======== Records provided ========

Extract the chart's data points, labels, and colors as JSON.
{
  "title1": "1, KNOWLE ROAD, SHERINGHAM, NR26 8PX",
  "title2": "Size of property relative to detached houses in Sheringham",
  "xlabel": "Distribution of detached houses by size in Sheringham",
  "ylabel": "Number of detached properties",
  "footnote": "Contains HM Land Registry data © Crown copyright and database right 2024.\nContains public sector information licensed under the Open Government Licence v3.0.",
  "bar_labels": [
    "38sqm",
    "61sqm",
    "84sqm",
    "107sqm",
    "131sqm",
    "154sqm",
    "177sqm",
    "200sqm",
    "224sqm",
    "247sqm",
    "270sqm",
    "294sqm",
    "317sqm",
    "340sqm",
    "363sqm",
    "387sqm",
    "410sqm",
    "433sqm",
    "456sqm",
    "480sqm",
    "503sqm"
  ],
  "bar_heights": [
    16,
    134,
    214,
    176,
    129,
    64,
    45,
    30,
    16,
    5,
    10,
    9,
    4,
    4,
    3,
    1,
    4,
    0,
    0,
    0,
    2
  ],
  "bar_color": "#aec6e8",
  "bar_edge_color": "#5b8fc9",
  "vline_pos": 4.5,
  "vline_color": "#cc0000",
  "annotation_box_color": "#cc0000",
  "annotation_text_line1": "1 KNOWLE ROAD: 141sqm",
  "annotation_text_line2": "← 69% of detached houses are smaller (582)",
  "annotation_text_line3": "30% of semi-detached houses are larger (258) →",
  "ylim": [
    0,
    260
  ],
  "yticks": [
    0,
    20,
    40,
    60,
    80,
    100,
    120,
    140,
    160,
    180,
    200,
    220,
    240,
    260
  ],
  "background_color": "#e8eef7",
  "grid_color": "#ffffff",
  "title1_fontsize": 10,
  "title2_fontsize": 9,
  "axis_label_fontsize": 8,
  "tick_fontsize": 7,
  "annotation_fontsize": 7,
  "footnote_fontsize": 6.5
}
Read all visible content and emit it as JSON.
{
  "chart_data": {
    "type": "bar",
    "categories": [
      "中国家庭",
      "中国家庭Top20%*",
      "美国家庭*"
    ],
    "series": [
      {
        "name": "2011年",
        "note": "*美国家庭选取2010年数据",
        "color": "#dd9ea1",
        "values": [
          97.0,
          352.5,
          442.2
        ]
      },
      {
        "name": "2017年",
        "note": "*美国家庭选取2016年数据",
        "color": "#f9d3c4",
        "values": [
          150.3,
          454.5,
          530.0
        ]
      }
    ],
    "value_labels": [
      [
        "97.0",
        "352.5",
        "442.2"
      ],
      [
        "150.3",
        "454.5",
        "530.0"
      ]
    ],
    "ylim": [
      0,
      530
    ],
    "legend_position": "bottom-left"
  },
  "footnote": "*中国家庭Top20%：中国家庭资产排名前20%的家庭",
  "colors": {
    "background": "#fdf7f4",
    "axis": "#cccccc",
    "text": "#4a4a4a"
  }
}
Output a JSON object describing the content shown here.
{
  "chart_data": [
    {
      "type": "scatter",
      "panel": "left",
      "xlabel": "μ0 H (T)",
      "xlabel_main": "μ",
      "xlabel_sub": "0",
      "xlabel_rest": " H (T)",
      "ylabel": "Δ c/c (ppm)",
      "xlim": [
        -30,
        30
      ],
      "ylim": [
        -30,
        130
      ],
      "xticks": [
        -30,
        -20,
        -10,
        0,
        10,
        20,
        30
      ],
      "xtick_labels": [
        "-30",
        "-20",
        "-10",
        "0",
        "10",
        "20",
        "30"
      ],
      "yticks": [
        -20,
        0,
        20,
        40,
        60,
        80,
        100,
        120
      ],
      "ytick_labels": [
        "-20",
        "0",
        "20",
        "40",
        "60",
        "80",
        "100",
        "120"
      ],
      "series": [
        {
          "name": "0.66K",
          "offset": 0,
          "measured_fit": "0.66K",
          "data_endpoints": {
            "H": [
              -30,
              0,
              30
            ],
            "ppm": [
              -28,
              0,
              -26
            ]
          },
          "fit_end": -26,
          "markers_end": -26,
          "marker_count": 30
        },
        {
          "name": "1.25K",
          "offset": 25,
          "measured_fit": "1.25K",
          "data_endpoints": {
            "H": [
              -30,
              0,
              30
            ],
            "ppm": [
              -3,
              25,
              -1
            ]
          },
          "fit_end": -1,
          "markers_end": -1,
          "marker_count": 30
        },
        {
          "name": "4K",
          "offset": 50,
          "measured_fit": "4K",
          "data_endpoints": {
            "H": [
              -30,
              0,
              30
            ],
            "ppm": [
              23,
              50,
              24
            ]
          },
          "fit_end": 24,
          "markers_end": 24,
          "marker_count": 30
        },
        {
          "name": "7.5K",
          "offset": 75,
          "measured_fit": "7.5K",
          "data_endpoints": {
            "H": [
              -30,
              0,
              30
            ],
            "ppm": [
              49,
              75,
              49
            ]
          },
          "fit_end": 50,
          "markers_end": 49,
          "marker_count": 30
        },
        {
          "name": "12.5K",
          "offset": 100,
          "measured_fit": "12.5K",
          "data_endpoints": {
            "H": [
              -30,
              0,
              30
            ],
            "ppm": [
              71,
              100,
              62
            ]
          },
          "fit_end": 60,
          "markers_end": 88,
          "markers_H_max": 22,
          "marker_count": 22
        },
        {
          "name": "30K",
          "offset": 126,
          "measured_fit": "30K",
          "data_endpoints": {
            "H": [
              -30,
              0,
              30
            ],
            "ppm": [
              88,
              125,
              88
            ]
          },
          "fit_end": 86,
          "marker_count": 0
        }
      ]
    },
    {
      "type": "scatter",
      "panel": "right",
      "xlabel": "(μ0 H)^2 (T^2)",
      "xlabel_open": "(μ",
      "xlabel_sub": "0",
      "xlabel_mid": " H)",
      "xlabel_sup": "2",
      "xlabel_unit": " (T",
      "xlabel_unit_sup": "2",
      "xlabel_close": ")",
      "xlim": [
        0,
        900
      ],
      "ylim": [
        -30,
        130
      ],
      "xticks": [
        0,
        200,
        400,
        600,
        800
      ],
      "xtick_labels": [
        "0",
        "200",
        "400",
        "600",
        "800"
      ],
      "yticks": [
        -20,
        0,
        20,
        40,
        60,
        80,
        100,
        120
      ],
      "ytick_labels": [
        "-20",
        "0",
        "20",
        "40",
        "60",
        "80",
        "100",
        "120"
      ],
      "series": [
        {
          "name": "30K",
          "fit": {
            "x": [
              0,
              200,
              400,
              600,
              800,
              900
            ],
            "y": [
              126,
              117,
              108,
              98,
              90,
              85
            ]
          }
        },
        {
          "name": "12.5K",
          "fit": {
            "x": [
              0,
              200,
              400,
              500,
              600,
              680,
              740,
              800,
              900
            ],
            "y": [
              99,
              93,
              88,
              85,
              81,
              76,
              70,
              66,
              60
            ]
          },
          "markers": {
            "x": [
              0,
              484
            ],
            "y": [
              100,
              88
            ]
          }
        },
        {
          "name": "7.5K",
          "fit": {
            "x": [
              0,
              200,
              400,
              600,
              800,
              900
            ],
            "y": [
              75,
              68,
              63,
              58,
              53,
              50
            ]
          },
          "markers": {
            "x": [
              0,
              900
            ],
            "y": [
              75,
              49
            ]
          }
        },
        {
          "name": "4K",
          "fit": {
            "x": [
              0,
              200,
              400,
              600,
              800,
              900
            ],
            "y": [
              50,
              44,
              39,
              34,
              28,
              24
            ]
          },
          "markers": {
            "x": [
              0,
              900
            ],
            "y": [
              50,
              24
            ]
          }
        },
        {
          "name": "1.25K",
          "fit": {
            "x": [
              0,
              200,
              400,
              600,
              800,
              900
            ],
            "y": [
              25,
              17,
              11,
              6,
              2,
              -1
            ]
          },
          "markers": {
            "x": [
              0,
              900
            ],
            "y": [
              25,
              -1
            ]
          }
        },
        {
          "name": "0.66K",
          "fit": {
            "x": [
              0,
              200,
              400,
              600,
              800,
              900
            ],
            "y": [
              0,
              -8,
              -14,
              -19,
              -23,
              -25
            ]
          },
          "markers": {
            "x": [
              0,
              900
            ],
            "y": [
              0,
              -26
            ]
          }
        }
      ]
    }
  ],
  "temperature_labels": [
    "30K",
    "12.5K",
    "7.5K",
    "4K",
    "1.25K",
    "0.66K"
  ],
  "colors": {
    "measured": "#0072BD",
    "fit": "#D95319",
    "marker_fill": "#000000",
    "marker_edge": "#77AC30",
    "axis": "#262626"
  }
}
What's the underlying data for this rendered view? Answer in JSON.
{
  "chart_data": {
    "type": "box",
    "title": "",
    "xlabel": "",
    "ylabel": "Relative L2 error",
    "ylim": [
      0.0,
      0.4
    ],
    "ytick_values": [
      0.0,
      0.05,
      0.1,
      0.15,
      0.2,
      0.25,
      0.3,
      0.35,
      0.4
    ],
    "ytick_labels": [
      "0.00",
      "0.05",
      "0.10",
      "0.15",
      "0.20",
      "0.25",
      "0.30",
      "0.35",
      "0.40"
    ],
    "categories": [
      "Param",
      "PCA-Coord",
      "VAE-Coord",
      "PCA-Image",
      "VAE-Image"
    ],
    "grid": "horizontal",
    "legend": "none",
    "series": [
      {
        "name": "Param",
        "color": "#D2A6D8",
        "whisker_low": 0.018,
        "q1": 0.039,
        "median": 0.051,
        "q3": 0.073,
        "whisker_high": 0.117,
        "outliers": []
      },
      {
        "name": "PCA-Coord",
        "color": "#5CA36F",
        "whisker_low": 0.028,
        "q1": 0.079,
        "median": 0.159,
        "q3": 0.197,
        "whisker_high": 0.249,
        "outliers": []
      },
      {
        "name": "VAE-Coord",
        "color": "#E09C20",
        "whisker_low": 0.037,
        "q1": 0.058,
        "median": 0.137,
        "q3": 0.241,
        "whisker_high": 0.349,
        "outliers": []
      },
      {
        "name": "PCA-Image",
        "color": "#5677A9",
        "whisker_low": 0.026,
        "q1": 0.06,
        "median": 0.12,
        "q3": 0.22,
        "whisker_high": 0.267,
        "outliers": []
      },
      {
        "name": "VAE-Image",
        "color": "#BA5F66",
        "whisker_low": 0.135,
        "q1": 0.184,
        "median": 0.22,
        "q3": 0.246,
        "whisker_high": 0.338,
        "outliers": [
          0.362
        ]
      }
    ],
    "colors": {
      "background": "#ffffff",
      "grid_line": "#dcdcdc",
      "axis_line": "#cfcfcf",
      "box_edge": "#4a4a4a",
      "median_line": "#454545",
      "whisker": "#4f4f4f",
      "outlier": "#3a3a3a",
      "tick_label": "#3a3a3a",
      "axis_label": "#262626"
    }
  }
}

========

■ **Task**
Extract every line containing the string "KNOWLE" from the material.

■ **Full solution**
  "title1": "1, KNOWLE ROAD, SHERINGHAM, NR26 8PX",
  "annotation_text_line1": "1 KNOWLE ROAD: 141sqm",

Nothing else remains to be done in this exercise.